§ Data shown:
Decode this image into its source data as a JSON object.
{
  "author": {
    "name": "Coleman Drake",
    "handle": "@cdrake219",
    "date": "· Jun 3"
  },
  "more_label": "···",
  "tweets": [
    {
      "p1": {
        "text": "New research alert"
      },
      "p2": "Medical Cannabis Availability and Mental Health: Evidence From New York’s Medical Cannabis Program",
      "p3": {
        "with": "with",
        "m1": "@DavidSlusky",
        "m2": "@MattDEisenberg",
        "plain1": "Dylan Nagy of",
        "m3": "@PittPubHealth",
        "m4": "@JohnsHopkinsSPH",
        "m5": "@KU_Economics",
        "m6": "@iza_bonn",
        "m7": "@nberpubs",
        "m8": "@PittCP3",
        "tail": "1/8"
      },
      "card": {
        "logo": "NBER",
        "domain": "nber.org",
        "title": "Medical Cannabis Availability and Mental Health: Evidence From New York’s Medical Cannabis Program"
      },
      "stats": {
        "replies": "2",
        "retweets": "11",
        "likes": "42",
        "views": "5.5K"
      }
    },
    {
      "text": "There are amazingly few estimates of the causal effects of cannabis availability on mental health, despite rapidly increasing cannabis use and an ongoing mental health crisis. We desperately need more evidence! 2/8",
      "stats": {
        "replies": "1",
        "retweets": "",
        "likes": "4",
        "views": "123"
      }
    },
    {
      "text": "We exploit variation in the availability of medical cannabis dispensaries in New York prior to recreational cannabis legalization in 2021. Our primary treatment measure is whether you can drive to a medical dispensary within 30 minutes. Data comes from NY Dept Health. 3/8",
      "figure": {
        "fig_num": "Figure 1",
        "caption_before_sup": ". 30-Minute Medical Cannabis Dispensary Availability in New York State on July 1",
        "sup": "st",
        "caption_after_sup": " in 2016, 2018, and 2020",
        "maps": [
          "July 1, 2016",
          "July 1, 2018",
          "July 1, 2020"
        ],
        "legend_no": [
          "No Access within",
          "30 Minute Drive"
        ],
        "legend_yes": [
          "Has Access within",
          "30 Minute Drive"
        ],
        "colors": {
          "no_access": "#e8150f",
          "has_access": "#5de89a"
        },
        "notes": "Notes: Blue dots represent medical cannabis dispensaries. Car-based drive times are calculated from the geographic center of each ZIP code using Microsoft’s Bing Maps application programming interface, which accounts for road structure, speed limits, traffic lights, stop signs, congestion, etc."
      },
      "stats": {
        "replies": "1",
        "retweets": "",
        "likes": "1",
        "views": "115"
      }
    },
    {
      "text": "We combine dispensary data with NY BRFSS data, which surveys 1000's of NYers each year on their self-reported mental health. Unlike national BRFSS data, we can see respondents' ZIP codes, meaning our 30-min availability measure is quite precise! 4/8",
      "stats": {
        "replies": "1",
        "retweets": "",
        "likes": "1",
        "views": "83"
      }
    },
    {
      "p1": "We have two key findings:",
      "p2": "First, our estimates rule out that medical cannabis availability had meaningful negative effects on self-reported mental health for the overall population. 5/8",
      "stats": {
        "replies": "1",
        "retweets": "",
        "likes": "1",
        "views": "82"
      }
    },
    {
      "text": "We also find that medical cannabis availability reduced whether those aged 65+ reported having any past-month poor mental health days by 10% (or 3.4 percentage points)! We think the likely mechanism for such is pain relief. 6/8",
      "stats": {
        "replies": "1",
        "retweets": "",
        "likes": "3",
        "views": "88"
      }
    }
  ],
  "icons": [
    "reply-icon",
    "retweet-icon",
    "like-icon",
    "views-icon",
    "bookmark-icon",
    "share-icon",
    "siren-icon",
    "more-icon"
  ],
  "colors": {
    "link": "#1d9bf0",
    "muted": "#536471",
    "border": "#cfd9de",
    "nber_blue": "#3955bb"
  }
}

§ What you should do: In the listing above, find the lines holding the word "within" and copy them.

§ Answer to the problem:
      "text": "We exploit variation in the availability of medical cannabis dispensaries in New York prior to recreational cannabis legalization in 2021. Our primary treatment measure is whether you can drive to a medical dispensary within 30 minutes. Data comes from NY Dept Health. 3/8",
          "No Access within",
          "Has Access within",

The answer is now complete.